## begin STORED RECORDS

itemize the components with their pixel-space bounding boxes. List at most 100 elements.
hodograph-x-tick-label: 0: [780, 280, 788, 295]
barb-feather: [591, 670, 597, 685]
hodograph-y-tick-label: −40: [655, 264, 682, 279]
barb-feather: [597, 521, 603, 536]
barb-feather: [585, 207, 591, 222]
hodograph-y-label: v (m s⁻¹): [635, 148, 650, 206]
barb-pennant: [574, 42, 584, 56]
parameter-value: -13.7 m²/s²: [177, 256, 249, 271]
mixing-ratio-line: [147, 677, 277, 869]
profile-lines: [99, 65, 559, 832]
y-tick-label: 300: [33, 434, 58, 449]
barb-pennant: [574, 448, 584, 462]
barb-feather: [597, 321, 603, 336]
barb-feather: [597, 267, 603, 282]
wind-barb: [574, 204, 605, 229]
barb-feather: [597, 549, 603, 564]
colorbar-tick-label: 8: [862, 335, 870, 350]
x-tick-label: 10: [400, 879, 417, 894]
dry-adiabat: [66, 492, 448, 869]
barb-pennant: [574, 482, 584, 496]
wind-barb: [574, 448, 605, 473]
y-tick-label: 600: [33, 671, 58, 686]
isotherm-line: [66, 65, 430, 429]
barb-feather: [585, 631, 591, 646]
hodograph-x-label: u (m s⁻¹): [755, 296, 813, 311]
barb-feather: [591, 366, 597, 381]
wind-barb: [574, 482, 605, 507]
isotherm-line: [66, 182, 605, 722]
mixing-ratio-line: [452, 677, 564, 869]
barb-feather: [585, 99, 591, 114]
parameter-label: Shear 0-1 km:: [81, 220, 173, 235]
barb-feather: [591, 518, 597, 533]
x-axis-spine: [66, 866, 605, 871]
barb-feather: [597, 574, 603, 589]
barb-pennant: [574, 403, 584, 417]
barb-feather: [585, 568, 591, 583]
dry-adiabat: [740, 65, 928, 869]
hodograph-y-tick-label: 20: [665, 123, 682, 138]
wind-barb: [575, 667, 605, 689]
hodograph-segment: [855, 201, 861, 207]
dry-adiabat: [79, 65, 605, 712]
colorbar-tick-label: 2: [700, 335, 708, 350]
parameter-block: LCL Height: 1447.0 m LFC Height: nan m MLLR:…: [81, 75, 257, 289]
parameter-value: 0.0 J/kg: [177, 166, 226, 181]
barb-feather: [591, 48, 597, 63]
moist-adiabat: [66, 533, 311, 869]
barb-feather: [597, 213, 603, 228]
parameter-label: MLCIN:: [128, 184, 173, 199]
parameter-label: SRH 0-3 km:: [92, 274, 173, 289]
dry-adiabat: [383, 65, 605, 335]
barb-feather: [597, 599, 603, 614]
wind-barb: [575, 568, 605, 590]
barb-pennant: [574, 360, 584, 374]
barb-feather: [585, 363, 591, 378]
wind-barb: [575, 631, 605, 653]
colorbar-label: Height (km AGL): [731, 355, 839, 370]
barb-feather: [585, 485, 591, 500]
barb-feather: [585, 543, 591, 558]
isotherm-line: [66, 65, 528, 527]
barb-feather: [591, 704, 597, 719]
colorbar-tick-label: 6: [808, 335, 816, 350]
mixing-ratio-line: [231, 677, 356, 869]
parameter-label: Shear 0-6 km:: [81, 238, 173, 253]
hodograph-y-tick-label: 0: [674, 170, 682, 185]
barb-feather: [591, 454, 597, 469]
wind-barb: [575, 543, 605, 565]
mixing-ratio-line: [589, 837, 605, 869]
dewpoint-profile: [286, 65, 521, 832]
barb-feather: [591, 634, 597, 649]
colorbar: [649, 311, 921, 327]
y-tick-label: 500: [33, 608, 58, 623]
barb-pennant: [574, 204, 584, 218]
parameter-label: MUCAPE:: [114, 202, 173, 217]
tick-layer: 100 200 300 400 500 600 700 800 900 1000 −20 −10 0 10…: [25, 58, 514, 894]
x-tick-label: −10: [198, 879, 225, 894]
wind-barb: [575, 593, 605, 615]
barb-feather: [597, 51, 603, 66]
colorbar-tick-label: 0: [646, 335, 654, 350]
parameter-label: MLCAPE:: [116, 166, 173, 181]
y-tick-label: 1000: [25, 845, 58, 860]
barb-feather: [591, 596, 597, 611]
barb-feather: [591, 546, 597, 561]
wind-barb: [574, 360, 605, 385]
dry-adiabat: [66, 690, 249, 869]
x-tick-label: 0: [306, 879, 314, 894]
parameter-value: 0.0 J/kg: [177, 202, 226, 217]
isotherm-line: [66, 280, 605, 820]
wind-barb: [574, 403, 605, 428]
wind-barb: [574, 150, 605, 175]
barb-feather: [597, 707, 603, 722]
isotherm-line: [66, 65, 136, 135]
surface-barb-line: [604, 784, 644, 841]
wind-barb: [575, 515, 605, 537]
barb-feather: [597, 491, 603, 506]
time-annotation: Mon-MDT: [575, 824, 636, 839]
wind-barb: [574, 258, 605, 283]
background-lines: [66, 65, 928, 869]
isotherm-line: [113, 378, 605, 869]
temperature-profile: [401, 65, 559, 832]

## end STORED RECORDS

Return every line of the records above that contains the word "mixing". Case counts.

**EXPECTED OUTPUT**
mixing-ratio-line: [147, 677, 277, 869]
mixing-ratio-line: [452, 677, 564, 869]
mixing-ratio-line: [231, 677, 356, 869]
mixing-ratio-line: [589, 837, 605, 869]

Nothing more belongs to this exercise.